*Given problem*
Filter the lines below, copying only those with the string "screenshot".
_____
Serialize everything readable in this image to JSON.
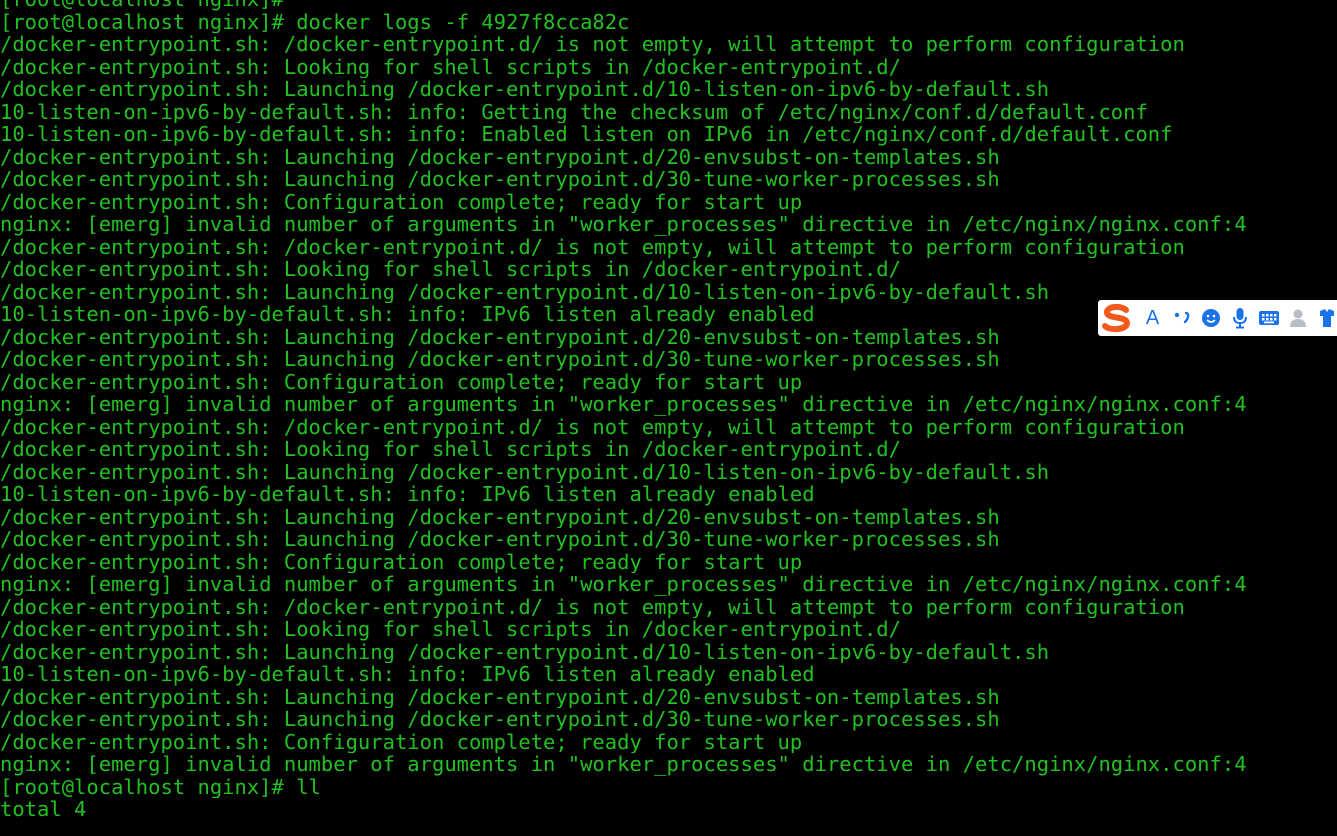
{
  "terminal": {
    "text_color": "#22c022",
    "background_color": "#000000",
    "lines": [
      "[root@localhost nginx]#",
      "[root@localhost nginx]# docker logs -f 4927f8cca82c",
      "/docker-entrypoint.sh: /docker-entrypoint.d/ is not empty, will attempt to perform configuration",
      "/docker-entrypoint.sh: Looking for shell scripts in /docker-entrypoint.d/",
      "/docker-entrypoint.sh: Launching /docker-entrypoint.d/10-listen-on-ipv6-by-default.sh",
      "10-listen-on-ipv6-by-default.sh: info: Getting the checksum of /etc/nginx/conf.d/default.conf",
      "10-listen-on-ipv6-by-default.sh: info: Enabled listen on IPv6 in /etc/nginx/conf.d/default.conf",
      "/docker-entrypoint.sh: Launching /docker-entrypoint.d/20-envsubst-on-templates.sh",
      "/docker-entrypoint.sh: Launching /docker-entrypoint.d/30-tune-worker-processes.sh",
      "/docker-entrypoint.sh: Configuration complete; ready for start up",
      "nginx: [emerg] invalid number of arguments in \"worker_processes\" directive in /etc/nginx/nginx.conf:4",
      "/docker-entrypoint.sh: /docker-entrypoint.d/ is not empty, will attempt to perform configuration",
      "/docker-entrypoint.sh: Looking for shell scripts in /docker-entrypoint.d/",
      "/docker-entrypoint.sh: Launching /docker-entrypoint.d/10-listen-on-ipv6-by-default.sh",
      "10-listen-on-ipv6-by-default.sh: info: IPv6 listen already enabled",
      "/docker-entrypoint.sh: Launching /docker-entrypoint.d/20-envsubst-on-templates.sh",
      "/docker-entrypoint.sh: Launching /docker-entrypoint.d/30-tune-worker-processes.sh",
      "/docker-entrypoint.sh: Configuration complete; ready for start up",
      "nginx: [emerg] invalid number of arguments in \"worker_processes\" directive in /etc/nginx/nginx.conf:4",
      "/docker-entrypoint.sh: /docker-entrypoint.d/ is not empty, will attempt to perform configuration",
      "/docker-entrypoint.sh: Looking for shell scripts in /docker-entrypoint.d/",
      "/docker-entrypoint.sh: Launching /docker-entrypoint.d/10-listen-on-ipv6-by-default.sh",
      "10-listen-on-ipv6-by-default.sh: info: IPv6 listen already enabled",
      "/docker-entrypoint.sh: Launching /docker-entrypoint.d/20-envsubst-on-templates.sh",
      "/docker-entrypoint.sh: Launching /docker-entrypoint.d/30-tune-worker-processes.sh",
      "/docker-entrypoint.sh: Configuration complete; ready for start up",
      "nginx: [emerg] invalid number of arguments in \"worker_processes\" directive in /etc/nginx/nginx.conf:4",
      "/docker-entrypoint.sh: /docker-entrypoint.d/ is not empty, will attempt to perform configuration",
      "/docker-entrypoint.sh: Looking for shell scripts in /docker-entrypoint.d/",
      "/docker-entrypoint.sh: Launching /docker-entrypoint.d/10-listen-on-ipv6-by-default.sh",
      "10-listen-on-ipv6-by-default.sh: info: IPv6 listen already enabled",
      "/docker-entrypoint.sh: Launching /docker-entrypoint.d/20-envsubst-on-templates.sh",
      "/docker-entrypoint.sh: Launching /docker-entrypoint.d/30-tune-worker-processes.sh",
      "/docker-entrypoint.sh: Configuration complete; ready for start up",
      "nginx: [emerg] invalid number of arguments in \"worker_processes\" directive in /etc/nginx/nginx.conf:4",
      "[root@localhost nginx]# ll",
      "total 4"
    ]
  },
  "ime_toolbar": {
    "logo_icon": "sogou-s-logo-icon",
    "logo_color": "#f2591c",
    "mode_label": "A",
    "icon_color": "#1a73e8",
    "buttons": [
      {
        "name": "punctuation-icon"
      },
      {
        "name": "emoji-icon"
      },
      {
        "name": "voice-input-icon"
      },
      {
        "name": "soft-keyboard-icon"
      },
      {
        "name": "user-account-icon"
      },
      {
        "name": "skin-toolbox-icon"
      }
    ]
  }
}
_____
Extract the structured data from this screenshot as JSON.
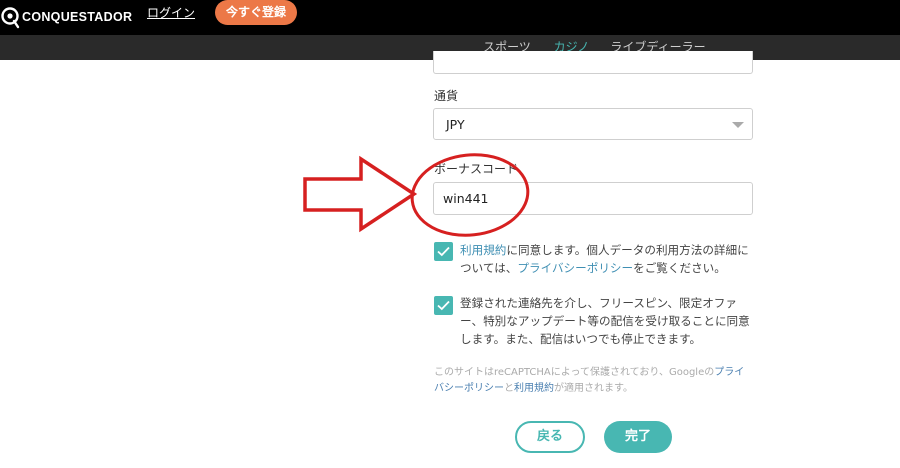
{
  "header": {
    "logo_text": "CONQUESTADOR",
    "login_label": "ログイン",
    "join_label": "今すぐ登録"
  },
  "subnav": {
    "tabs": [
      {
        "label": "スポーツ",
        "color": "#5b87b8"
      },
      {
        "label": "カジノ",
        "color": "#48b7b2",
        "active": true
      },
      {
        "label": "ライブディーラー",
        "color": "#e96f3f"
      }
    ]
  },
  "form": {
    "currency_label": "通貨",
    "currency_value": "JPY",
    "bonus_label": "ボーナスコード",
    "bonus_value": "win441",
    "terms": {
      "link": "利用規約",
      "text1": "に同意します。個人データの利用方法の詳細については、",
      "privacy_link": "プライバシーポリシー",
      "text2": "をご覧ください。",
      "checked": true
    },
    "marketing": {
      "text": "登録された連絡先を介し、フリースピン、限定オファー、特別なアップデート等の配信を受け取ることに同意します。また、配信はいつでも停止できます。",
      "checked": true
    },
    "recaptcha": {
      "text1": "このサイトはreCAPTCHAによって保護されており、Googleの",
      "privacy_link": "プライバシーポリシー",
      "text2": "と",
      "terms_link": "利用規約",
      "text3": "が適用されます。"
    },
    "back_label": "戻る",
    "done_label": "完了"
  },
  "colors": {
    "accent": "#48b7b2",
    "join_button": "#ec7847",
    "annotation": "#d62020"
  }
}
_____
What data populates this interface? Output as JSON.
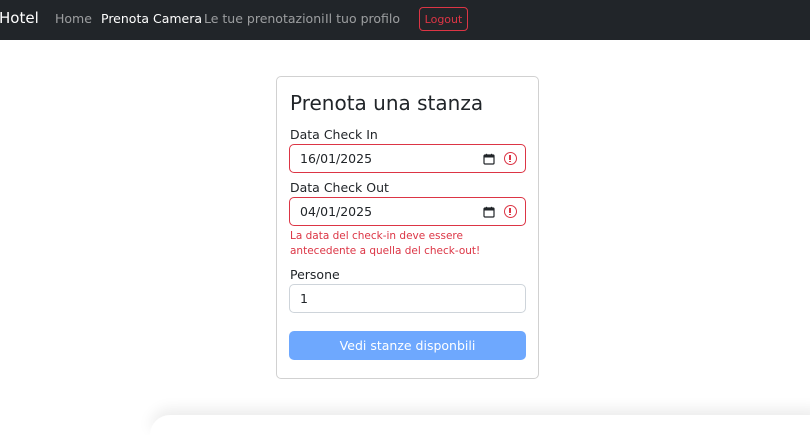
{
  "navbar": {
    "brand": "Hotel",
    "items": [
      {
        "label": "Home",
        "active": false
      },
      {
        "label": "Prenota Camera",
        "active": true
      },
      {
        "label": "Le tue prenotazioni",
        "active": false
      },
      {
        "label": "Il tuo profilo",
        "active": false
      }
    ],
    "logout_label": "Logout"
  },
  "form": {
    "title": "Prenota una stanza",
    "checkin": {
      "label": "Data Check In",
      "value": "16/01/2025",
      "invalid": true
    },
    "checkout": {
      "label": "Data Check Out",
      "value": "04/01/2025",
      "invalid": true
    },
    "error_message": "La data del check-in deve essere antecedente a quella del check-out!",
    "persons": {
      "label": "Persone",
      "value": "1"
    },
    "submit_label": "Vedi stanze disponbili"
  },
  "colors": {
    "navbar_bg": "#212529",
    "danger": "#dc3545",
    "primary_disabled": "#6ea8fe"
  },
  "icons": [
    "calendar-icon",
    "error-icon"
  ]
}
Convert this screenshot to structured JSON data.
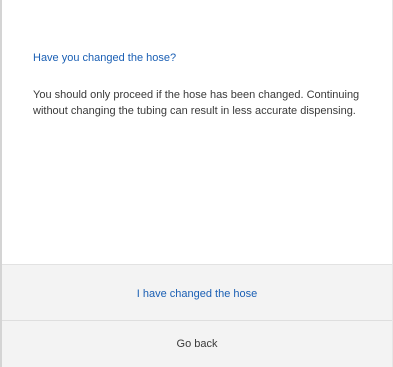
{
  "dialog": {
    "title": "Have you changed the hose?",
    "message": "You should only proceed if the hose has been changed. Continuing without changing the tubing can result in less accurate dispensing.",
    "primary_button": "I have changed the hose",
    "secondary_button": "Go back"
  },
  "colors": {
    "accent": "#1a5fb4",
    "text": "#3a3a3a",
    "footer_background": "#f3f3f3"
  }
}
_____
*The solution*
Extract the structured data from this screenshot as JSON.
Convert this screenshot to structured JSON data.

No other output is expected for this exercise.